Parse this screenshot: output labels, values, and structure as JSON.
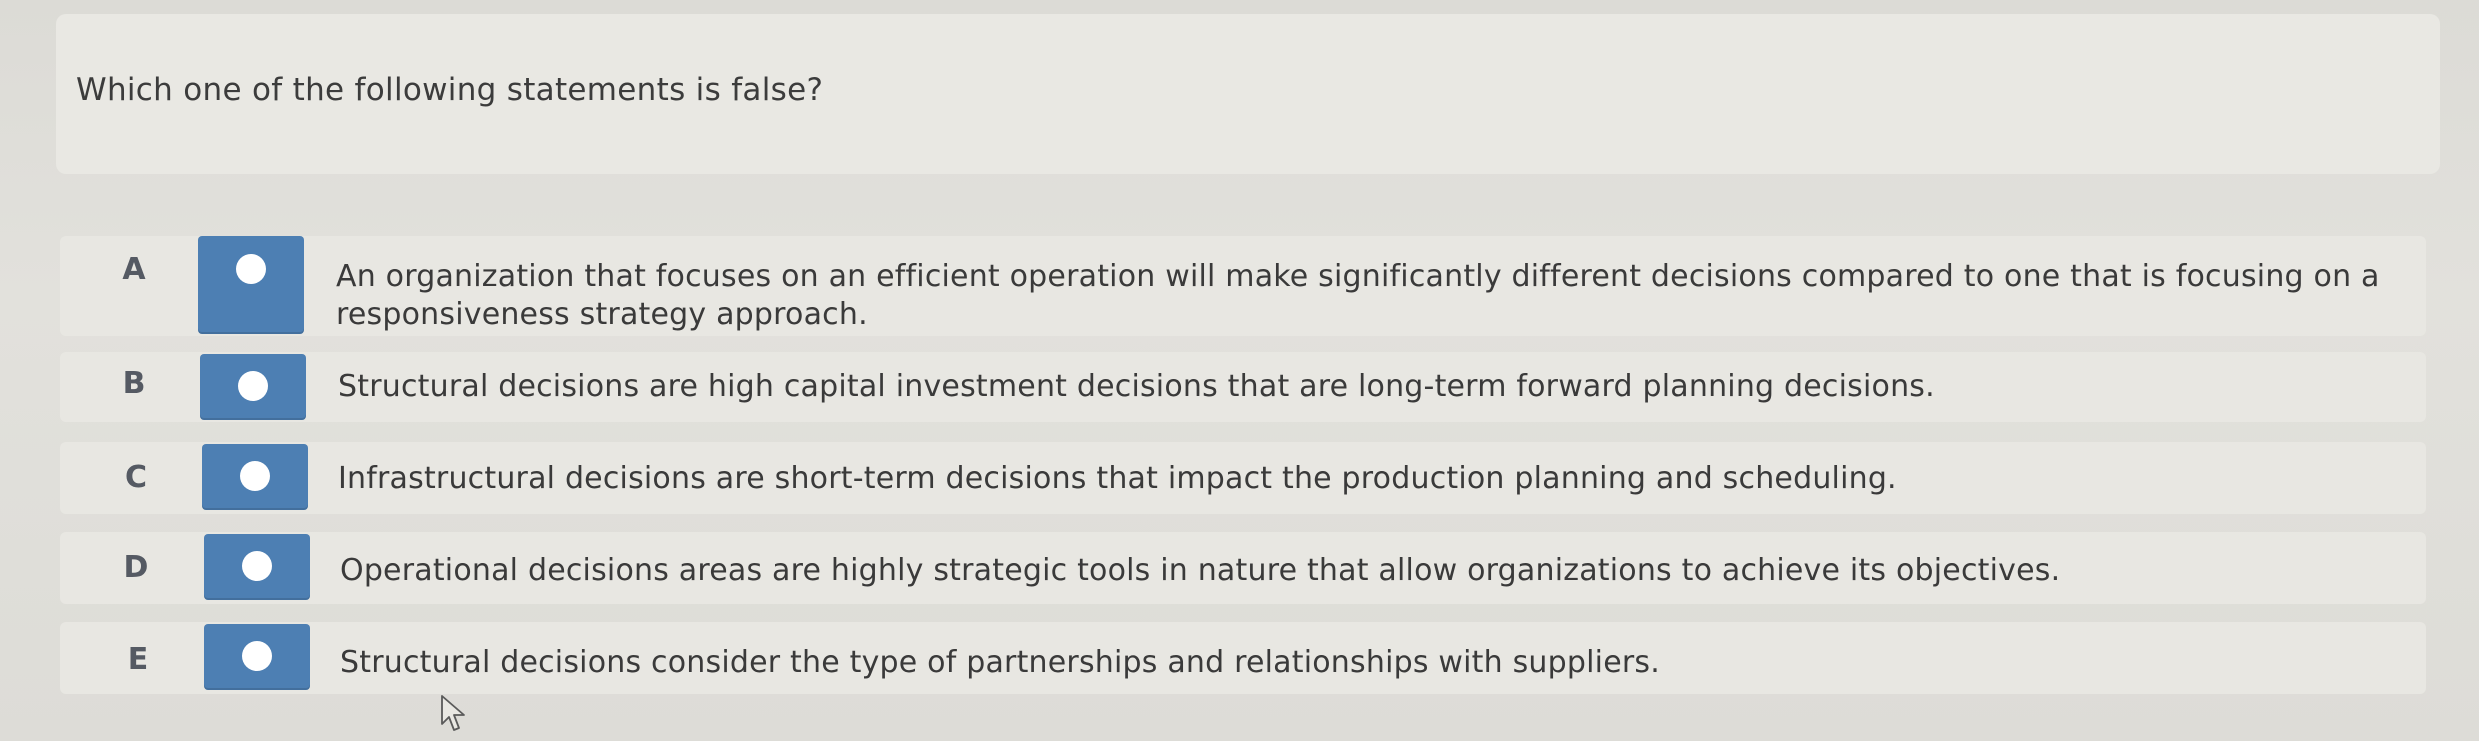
{
  "question": {
    "text": "Which one of the following statements is false?"
  },
  "options": [
    {
      "letter": "A",
      "text": "An organization that focuses on an efficient operation will make significantly different decisions compared to one that is focusing on a responsiveness strategy approach."
    },
    {
      "letter": "B",
      "text": "Structural decisions are high capital investment decisions that are long-term forward planning decisions."
    },
    {
      "letter": "C",
      "text": "Infrastructural decisions are short-term decisions that impact the production planning and scheduling."
    },
    {
      "letter": "D",
      "text": "Operational decisions areas are highly strategic tools in nature that allow organizations to achieve its objectives."
    },
    {
      "letter": "E",
      "text": "Structural decisions consider the type of partnerships and relationships with suppliers."
    }
  ],
  "colors": {
    "radio_box": "#4d7fb3",
    "radio_circle": "#ffffff",
    "background": "#dedcd7"
  },
  "icons": {
    "radio": "radio-button-icon",
    "cursor": "mouse-pointer-icon"
  }
}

TASK TO CARRY OUT = Transcribe every line from the records above without alteration, and leave out the images.

WORKED ANSWER =
Parse this screenshot: output labels, values, and structure as JSON.
{
  "question": {
    "text": "Which one of the following statements is false?"
  },
  "options": [
    {
      "letter": "A",
      "text": "An organization that focuses on an efficient operation will make significantly different decisions compared to one that is focusing on a responsiveness strategy approach."
    },
    {
      "letter": "B",
      "text": "Structural decisions are high capital investment decisions that are long-term forward planning decisions."
    },
    {
      "letter": "C",
      "text": "Infrastructural decisions are short-term decisions that impact the production planning and scheduling."
    },
    {
      "letter": "D",
      "text": "Operational decisions areas are highly strategic tools in nature that allow organizations to achieve its objectives."
    },
    {
      "letter": "E",
      "text": "Structural decisions consider the type of partnerships and relationships with suppliers."
    }
  ],
  "colors": {
    "radio_box": "#4d7fb3",
    "radio_circle": "#ffffff",
    "background": "#dedcd7"
  },
  "icons": {
    "radio": "radio-button-icon",
    "cursor": "mouse-pointer-icon"
  }
}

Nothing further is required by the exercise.